**WORK TO BE COMPLETED:** Go through the entries below and write each one out exactly.
═══ DATA SECTION ═══
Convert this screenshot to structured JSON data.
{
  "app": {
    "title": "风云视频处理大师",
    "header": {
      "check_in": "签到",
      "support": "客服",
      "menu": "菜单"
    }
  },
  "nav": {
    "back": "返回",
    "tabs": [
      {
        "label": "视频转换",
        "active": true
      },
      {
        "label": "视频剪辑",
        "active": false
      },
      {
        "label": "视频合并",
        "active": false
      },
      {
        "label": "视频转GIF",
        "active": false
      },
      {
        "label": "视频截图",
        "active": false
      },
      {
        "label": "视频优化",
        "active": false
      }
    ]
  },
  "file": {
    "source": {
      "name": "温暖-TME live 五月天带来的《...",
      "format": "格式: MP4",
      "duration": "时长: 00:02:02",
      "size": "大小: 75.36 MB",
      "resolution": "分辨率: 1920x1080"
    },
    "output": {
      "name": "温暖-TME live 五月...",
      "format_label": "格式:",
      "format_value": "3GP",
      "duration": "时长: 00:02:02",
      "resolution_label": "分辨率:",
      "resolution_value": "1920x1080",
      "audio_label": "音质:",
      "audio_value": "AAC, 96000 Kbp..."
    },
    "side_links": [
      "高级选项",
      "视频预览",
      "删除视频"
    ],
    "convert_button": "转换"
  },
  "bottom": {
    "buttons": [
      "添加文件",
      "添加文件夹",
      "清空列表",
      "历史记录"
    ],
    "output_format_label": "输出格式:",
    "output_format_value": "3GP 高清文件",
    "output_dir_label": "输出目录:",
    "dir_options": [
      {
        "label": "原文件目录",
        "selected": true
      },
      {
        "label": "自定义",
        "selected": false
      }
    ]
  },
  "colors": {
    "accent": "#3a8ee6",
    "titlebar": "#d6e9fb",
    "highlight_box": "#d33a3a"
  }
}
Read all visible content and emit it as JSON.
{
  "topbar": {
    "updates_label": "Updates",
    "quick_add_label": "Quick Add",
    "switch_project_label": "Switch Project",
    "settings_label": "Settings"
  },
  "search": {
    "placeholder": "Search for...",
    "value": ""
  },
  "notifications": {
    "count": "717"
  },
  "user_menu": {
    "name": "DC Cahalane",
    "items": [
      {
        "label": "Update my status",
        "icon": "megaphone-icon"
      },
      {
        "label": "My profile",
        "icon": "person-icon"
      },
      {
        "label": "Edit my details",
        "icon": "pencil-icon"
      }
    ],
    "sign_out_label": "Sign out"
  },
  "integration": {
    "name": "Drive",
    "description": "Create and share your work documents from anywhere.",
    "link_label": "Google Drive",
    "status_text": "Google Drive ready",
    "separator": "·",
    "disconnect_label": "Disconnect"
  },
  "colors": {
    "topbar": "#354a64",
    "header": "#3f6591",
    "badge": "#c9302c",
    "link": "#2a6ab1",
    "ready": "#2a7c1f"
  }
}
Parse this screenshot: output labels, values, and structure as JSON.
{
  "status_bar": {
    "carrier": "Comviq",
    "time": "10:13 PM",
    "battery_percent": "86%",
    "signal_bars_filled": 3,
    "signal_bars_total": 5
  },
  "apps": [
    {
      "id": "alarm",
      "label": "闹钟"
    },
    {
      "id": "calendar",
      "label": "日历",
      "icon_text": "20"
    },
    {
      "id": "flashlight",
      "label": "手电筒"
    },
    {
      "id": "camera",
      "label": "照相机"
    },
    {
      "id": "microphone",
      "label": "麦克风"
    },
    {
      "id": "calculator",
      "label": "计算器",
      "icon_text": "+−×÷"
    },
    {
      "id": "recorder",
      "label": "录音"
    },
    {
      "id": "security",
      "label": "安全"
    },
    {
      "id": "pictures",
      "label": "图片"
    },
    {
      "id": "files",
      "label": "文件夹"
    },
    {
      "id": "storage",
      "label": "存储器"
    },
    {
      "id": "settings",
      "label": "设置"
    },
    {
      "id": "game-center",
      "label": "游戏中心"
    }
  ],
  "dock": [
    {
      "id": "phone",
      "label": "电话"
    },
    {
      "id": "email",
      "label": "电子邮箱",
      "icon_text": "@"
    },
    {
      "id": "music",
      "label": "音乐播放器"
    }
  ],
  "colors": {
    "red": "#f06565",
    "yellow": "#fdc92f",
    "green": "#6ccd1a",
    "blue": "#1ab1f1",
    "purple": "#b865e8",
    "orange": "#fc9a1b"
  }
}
═══
**EXERCISE OUTPUT:**
Convert this screenshot to structured JSON data.
{
  "app": {
    "title": "风云视频处理大师",
    "header": {
      "check_in": "签到",
      "support": "客服",
      "menu": "菜单"
    }
  },
  "nav": {
    "back": "返回",
    "tabs": [
      {
        "label": "视频转换",
        "active": true
      },
      {
        "label": "视频剪辑",
        "active": false
      },
      {
        "label": "视频合并",
        "active": false
      },
      {
        "label": "视频转GIF",
        "active": false
      },
      {
        "label": "视频截图",
        "active": false
      },
      {
        "label": "视频优化",
        "active": false
      }
    ]
  },
  "file": {
    "source": {
      "name": "温暖-TME live 五月天带来的《...",
      "format": "格式: MP4",
      "duration": "时长: 00:02:02",
      "size": "大小: 75.36 MB",
      "resolution": "分辨率: 1920x1080"
    },
    "output": {
      "name": "温暖-TME live 五月...",
      "format_label": "格式:",
      "format_value": "3GP",
      "duration": "时长: 00:02:02",
      "resolution_label": "分辨率:",
      "resolution_value": "1920x1080",
      "audio_label": "音质:",
      "audio_value": "AAC, 96000 Kbp..."
    },
    "side_links": [
      "高级选项",
      "视频预览",
      "删除视频"
    ],
    "convert_button": "转换"
  },
  "bottom": {
    "buttons": [
      "添加文件",
      "添加文件夹",
      "清空列表",
      "历史记录"
    ],
    "output_format_label": "输出格式:",
    "output_format_value": "3GP 高清文件",
    "output_dir_label": "输出目录:",
    "dir_options": [
      {
        "label": "原文件目录",
        "selected": true
      },
      {
        "label": "自定义",
        "selected": false
      }
    ]
  },
  "colors": {
    "accent": "#3a8ee6",
    "titlebar": "#d6e9fb",
    "highlight_box": "#d33a3a"
  }
}
Read all visible content and emit it as JSON.
{
  "topbar": {
    "updates_label": "Updates",
    "quick_add_label": "Quick Add",
    "switch_project_label": "Switch Project",
    "settings_label": "Settings"
  },
  "search": {
    "placeholder": "Search for...",
    "value": ""
  },
  "notifications": {
    "count": "717"
  },
  "user_menu": {
    "name": "DC Cahalane",
    "items": [
      {
        "label": "Update my status",
        "icon": "megaphone-icon"
      },
      {
        "label": "My profile",
        "icon": "person-icon"
      },
      {
        "label": "Edit my details",
        "icon": "pencil-icon"
      }
    ],
    "sign_out_label": "Sign out"
  },
  "integration": {
    "name": "Drive",
    "description": "Create and share your work documents from anywhere.",
    "link_label": "Google Drive",
    "status_text": "Google Drive ready",
    "separator": "·",
    "disconnect_label": "Disconnect"
  },
  "colors": {
    "topbar": "#354a64",
    "header": "#3f6591",
    "badge": "#c9302c",
    "link": "#2a6ab1",
    "ready": "#2a7c1f"
  }
}
Parse this screenshot: output labels, values, and structure as JSON.
{
  "status_bar": {
    "carrier": "Comviq",
    "time": "10:13 PM",
    "battery_percent": "86%",
    "signal_bars_filled": 3,
    "signal_bars_total": 5
  },
  "apps": [
    {
      "id": "alarm",
      "label": "闹钟"
    },
    {
      "id": "calendar",
      "label": "日历",
      "icon_text": "20"
    },
    {
      "id": "flashlight",
      "label": "手电筒"
    },
    {
      "id": "camera",
      "label": "照相机"
    },
    {
      "id": "microphone",
      "label": "麦克风"
    },
    {
      "id": "calculator",
      "label": "计算器",
      "icon_text": "+−×÷"
    },
    {
      "id": "recorder",
      "label": "录音"
    },
    {
      "id": "security",
      "label": "安全"
    },
    {
      "id": "pictures",
      "label": "图片"
    },
    {
      "id": "files",
      "label": "文件夹"
    },
    {
      "id": "storage",
      "label": "存储器"
    },
    {
      "id": "settings",
      "label": "设置"
    },
    {
      "id": "game-center",
      "label": "游戏中心"
    }
  ],
  "dock": [
    {
      "id": "phone",
      "label": "电话"
    },
    {
      "id": "email",
      "label": "电子邮箱",
      "icon_text": "@"
    },
    {
      "id": "music",
      "label": "音乐播放器"
    }
  ],
  "colors": {
    "red": "#f06565",
    "yellow": "#fdc92f",
    "green": "#6ccd1a",
    "blue": "#1ab1f1",
    "purple": "#b865e8",
    "orange": "#fc9a1b"
  }
}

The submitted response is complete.